> [Task to complete]: A complete answer includes every line below with the word "elements".

> [Supplied material]:
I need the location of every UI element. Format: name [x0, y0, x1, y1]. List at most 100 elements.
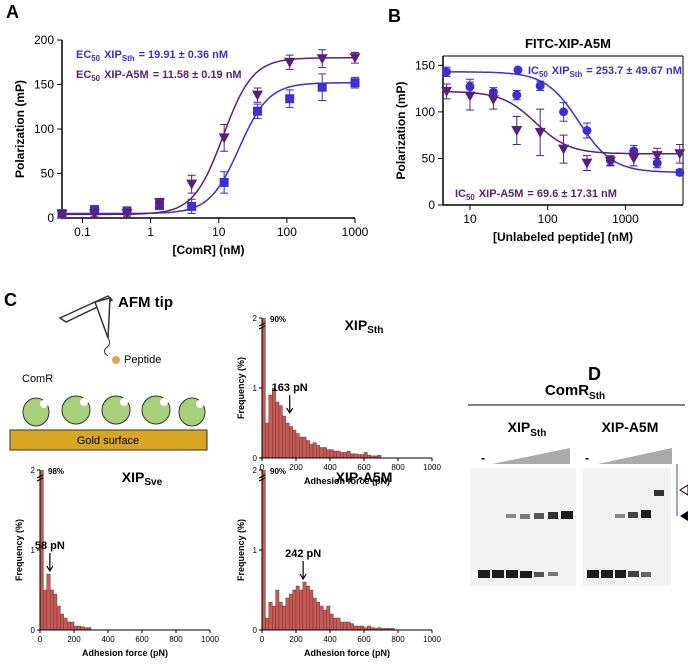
- x-tick-label: 600: [357, 635, 371, 644]
- y-tick-label: 100: [415, 105, 435, 119]
- free-band: [520, 571, 532, 578]
- point: [350, 78, 360, 88]
- x-tick-label: 1000: [423, 635, 441, 644]
- histogram-title-part: XIP: [122, 469, 145, 485]
- y-tick-label: 50: [41, 167, 55, 181]
- x-tick-label: 200: [289, 635, 303, 644]
- y-tick-label: 200: [34, 33, 54, 47]
- point: [187, 201, 197, 211]
- surface-label: Gold surface: [77, 435, 139, 447]
- bar: [343, 452, 348, 458]
- point: [186, 179, 198, 190]
- bar: [329, 449, 334, 458]
- gel-title-main: ComR: [545, 382, 589, 399]
- annotation-part: = 69.6 ± 17.31 nM: [527, 188, 617, 200]
- point: [582, 126, 592, 135]
- bar: [275, 401, 280, 458]
- annotation-arrow: [286, 395, 294, 415]
- bar: [363, 452, 368, 458]
- point: [251, 90, 263, 101]
- x-tick-label: 10: [212, 225, 226, 239]
- bar: [323, 447, 327, 458]
- point: [535, 81, 545, 91]
- x-tick-label: 100: [277, 225, 297, 239]
- annotation-part: 50: [539, 70, 548, 79]
- annotation-part: = 11.58 ± 0.19 nM: [153, 69, 242, 81]
- bar: [56, 605, 61, 630]
- x-tick-label: 1000: [201, 635, 219, 644]
- complex-band: [534, 513, 544, 519]
- x-tick-label: 800: [391, 463, 405, 472]
- tip: [94, 297, 111, 339]
- bar: [295, 585, 300, 630]
- bar: [306, 585, 310, 630]
- x-tick-label: 1000: [612, 212, 639, 226]
- point: [674, 149, 686, 160]
- y-axis-label: Frequency (%): [236, 519, 246, 581]
- x-tick-label: 200: [67, 635, 81, 644]
- annotation-part: Sth: [570, 70, 583, 79]
- bar: [360, 625, 365, 630]
- histogram-title-part: XIP-A5M: [336, 469, 393, 485]
- bar: [367, 625, 371, 630]
- bar: [346, 621, 351, 630]
- point: [252, 106, 262, 116]
- bar: [272, 605, 276, 630]
- bar: [278, 601, 283, 630]
- x-axis-label: [Unlabeled peptide] (nM): [493, 230, 633, 244]
- lane-title: XIP-A5M: [602, 419, 659, 435]
- free-band: [506, 570, 518, 578]
- bar: [319, 447, 324, 458]
- point: [154, 198, 166, 209]
- x-axis-label: [ComR] (nM): [173, 243, 245, 257]
- bar: [343, 621, 348, 630]
- peak-label: 98%: [48, 467, 64, 476]
- bars: [262, 318, 382, 458]
- legend-marker: [513, 65, 523, 75]
- axis-break: [36, 474, 44, 482]
- x-tick-label: 600: [357, 463, 371, 472]
- x-tick-label: 0.1: [74, 225, 91, 239]
- point: [464, 91, 476, 102]
- bar: [60, 613, 65, 630]
- peak-label: 90%: [270, 467, 286, 476]
- x-tick-label: 1000: [342, 225, 369, 239]
- control-label: -: [585, 451, 589, 465]
- bar: [350, 453, 354, 458]
- pocket: [40, 400, 48, 408]
- point: [675, 167, 685, 177]
- complex-band: [520, 514, 530, 519]
- point: [284, 57, 296, 68]
- lane-title: XIPSth: [508, 419, 547, 439]
- bar: [262, 470, 266, 630]
- annotation-arrow: [299, 561, 307, 581]
- x-tick-label: 800: [391, 635, 405, 644]
- point: [349, 53, 361, 64]
- afm-diagram: AFM tip Peptide ComR Gold surface: [9, 294, 208, 451]
- annotation: EC50 XIP-A5M = 11.58 ± 0.19 nM: [76, 69, 242, 83]
- y-tick-label: 1: [31, 546, 36, 555]
- annotation-part: 50: [91, 74, 100, 83]
- x-axis-label: Adhesion force (pN): [304, 476, 390, 486]
- bar: [289, 426, 293, 458]
- complex-band: [654, 490, 664, 496]
- x-axis-label: Adhesion force (pN): [304, 648, 390, 658]
- fit-curve: [62, 82, 355, 215]
- bar: [309, 443, 314, 458]
- y-tick-label: 150: [34, 78, 54, 92]
- bar: [326, 605, 331, 630]
- y-axis-label: Polarization (mP): [13, 80, 27, 178]
- annotation-part: = 19.91 ± 0.36 nM: [139, 49, 229, 61]
- bar: [63, 617, 68, 630]
- bar: [53, 593, 58, 630]
- bar: [299, 436, 303, 458]
- x-tick-label: 100: [538, 212, 558, 226]
- bar: [268, 601, 273, 630]
- bars: [262, 470, 395, 630]
- annotation-part: 50: [466, 193, 475, 202]
- y-tick-label: 50: [422, 151, 436, 165]
- bar: [70, 621, 75, 630]
- annotation-arrow: [46, 553, 54, 573]
- tip-label: AFM tip: [118, 294, 173, 311]
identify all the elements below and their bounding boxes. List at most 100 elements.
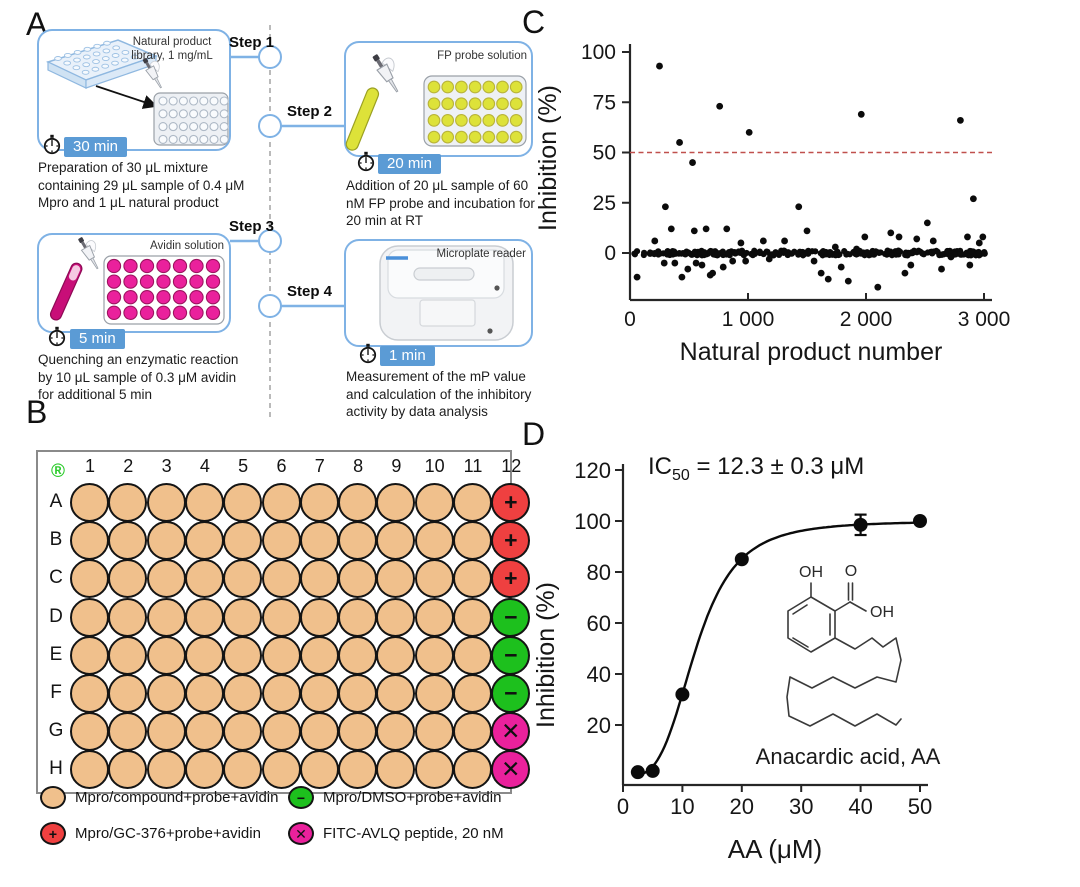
- well-E8: [338, 635, 378, 675]
- data-point: [691, 248, 698, 255]
- data-point: [729, 257, 737, 265]
- y-tick-label: 75: [593, 91, 616, 114]
- data-point: [929, 250, 936, 257]
- y-tick-label: 0: [604, 242, 616, 265]
- well-C8: [338, 559, 378, 599]
- well-B3: [146, 521, 186, 561]
- well-C6: [261, 559, 301, 599]
- data-point: [853, 245, 860, 253]
- data-point: [743, 249, 750, 257]
- y-tick-label: 25: [593, 192, 616, 215]
- well-B1: [70, 521, 109, 561]
- data-point: [630, 765, 645, 780]
- library-plate-icon: [45, 39, 159, 89]
- data-point: [641, 249, 648, 256]
- well-C5: [223, 559, 263, 599]
- data-point: [964, 233, 971, 241]
- data-point: [907, 261, 915, 269]
- data-point: [742, 257, 750, 265]
- plate-row-A: A: [49, 491, 63, 512]
- well-A1: [70, 483, 109, 522]
- data-point: [671, 259, 679, 267]
- data-point: [633, 273, 641, 281]
- well-E7: [299, 635, 339, 675]
- well-D6: [261, 597, 301, 637]
- data-point: [684, 265, 692, 273]
- well-H10: [414, 750, 454, 790]
- data-point: [938, 265, 945, 273]
- x-tick-label: 50: [908, 794, 932, 819]
- plate-col-2: 2: [123, 456, 134, 476]
- step3-label: Step 3: [229, 218, 275, 235]
- data-point: [670, 248, 678, 255]
- plate-col-8: 8: [353, 456, 364, 476]
- dose-response-chart: OH O OH Anacardic acid, AA 2040608010012…: [532, 458, 941, 864]
- data-point: [969, 195, 977, 203]
- well-C1: [70, 559, 109, 599]
- well-H7: [299, 750, 339, 790]
- y-axis-title: Inhibition (%): [532, 582, 560, 728]
- well-H1: [70, 750, 109, 790]
- well-A2: [108, 483, 148, 522]
- plate-col-11: 11: [463, 456, 483, 476]
- panel-label-c: C: [522, 4, 546, 40]
- label-natural-product-library: Natural product library, 1 mg/mL: [131, 36, 213, 62]
- well-G8: [338, 712, 378, 752]
- carboxyl-oh-label: OH: [870, 604, 894, 621]
- step4-label: Step 4: [287, 283, 333, 300]
- data-point: [676, 139, 683, 146]
- well-G5: [223, 712, 263, 752]
- data-point: [690, 227, 698, 235]
- data-point: [923, 219, 931, 227]
- y-tick-label: 40: [587, 662, 611, 687]
- y-tick-label: 60: [587, 611, 611, 636]
- well-C2: [108, 559, 148, 599]
- well-B5: [223, 521, 263, 561]
- data-point: [888, 252, 896, 259]
- data-point: [651, 237, 659, 245]
- well-F2: [108, 674, 148, 713]
- y-tick-label: 50: [593, 142, 616, 165]
- well-D12: −: [491, 597, 531, 637]
- timeline-node-3: [258, 229, 282, 253]
- label-microplate-reader: Microplate reader: [436, 248, 526, 260]
- well-A3: [146, 483, 186, 522]
- y-tick-label: 100: [574, 509, 611, 534]
- well-H5: [223, 750, 263, 790]
- transfer-arrow-icon: [95, 85, 158, 109]
- ic50-subscript: 50: [672, 466, 690, 484]
- legend-peptide-well-icon: ✕: [288, 822, 314, 845]
- plate-col-7: 7: [314, 456, 325, 476]
- data-point: [907, 250, 914, 257]
- well-H11: [453, 750, 492, 790]
- anacardic-acid-structure: [786, 582, 902, 727]
- data-point: [702, 225, 710, 233]
- well-C9: [376, 559, 416, 599]
- data-point: [975, 249, 983, 257]
- data-point: [968, 248, 975, 255]
- data-point: [795, 203, 803, 211]
- timeline-node-2: [258, 114, 282, 138]
- step1-label: Step 1: [229, 34, 275, 51]
- panel-label-b: B: [26, 394, 48, 430]
- data-point: [716, 102, 724, 110]
- data-point: [772, 249, 779, 256]
- data-point: [732, 250, 739, 257]
- well-G12: ✕: [491, 712, 531, 752]
- well-D1: [70, 597, 109, 637]
- data-point: [678, 273, 686, 281]
- data-point: [844, 277, 852, 285]
- ic50-annotation: IC50 = 12.3 ± 0.3 μM: [648, 453, 864, 485]
- structure-caption: Anacardic acid, AA: [756, 744, 941, 769]
- x-tick-label: 20: [730, 794, 754, 819]
- well-G6: [261, 712, 301, 752]
- well-E1: [70, 635, 109, 675]
- well-H4: [184, 750, 224, 790]
- step1-description: Preparation of 30 μL mixture containing …: [38, 160, 245, 211]
- well-H6: [261, 750, 301, 790]
- well-F8: [338, 674, 378, 713]
- timeline-node-1: [258, 45, 282, 69]
- plate-col-10: 10: [424, 456, 445, 476]
- data-point: [676, 249, 683, 257]
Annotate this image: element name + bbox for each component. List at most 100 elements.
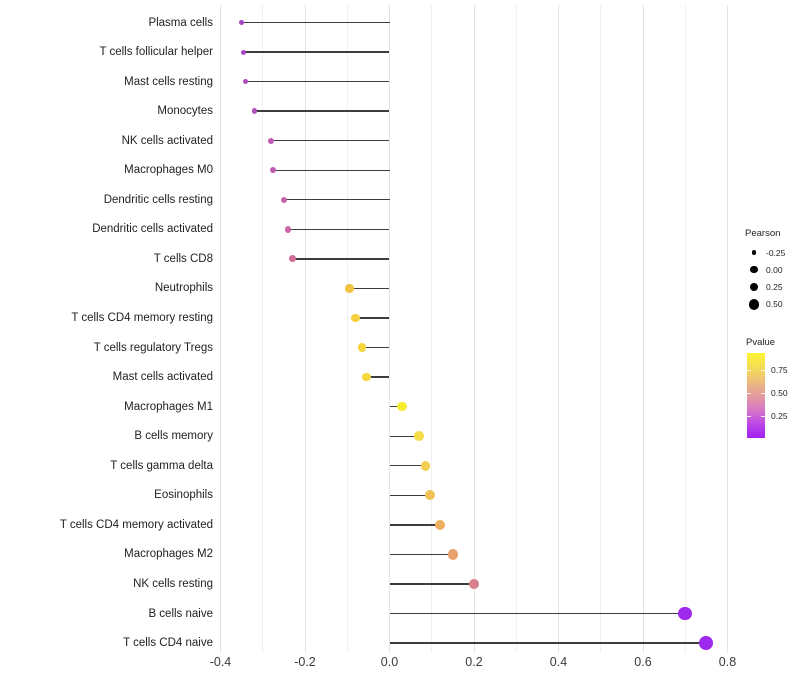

> [Answer to this problem]:
I need the location of every UI element. Format: name [x0, y0, x1, y1]. List at most 100 elements.
identify all the elements below and their bounding boxes. List at most 100 elements.
Annotate this image: element name + bbox for each component. List at most 100 elements.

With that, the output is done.